→ **DOCUMENT SECTION**:
□ □ □

The community, which I felt was one of the best online communities (and still is compared to others) started getting an influx of newbies that were just asking about Death Battle. Death Battle this and Death Battle that. Seriously, go to any recent ScrewAttack video on Youtube. You won't go far without seeing someone complaining about not enough Death Battles coming out. A new show with just the animated portions came out and while not as popular as Death Battle, it still gets more views than regular content. It's understandable when something becomes so popular that you want to cater to the crowd more, but it has gotten to a point where anytime I went to see a video about something completely unrelated to Death Battle, the comments were about Death Battle.

The actual site is better, but not as active. Now that all the content they produce is on Youtube, there isn't much incentive to visit the actual site. I went to the site only a small handful of times the past few months and I noticed there is less emphasis on community-driven content and partner content and more about the latest original content from ScrewAttack which isn't exactly a bad thing, but it feels like it is marching to a different tune from what it was years ago. New personalities were added to the staff, but they feel like they lack, well, personality. It seems that genuine and entertaining commentary has been swapped with the profanity-laden stereotypes that gamers have been associated.

□ □ □

→ **DATA**:

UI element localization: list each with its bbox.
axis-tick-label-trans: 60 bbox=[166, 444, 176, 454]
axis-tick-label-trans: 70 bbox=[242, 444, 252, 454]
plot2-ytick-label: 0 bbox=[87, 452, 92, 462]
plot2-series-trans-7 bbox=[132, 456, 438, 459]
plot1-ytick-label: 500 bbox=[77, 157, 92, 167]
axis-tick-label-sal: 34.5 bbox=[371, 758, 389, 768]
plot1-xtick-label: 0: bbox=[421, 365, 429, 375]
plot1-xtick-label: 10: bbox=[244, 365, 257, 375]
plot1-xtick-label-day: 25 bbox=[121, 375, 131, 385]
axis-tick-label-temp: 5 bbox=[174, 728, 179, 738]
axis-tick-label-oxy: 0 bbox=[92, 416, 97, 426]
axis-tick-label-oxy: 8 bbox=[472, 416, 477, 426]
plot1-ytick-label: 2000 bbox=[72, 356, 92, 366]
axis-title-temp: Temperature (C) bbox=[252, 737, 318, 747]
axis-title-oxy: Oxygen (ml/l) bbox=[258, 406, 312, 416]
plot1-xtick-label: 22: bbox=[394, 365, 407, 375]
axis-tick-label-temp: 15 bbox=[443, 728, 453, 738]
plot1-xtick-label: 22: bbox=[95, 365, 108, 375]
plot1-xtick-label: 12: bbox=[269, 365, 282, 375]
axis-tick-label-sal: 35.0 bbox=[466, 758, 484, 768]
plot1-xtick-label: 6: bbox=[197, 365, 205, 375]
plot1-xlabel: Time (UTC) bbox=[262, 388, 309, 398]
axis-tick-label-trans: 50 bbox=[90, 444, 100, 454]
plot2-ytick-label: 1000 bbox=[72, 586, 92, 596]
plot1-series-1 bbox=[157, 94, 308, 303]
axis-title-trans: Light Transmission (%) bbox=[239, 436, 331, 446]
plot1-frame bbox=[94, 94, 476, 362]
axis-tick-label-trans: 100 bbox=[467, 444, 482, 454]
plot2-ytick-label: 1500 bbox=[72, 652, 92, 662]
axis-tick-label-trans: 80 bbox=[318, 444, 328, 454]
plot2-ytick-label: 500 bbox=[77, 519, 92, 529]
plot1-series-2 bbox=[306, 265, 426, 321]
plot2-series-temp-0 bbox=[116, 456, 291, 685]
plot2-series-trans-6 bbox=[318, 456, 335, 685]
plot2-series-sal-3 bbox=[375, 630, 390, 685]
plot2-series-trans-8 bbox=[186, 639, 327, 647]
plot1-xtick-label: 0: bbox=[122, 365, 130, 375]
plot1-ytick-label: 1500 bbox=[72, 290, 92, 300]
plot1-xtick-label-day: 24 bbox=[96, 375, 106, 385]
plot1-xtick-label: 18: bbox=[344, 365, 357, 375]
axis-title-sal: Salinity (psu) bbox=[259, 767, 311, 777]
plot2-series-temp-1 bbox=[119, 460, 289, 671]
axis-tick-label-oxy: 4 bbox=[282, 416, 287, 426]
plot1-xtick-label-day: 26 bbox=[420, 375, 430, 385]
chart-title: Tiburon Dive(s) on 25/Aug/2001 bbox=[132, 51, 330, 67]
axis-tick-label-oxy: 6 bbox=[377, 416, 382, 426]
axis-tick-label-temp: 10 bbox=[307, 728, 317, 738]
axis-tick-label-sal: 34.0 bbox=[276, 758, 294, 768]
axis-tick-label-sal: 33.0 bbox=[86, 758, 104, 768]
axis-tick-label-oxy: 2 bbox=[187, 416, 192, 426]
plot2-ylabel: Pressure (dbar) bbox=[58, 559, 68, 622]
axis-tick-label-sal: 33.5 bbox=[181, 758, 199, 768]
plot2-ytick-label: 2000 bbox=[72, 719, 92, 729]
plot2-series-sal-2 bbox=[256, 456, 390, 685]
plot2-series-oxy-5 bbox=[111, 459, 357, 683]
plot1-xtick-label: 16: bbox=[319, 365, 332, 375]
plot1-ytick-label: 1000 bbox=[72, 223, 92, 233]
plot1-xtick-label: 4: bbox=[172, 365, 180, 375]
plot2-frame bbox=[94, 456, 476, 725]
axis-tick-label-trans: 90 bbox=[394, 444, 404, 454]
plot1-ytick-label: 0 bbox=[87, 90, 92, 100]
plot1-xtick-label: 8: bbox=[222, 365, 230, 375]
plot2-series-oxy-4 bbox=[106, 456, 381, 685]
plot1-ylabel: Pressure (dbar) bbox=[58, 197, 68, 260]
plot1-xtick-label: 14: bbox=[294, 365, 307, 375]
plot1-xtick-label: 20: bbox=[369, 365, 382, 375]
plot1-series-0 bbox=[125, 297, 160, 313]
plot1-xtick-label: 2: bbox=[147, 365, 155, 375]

□ □ □

From the passage on the ScrewAttack community, extract word for word the stretch from "The actual site is" through "have been associated.". The listing has no connection to the text about the ScrewAttack community.

The actual site is better, but not as active. Now that all the content they produce is on Youtube, there isn't much incentive to visit the actual site. I went to the site only a small handful of times the past few months and I noticed there is less emphasis on community-driven content and partner content and more about the latest original content from ScrewAttack which isn't exactly a bad thing, but it feels like it is marching to a different tune from what it was years ago. New personalities were added to the staff, but they feel like they lack, well, personality. It seems that genuine and entertaining commentary has been swapped with the profanity-laden stereotypes that gamers have been associated.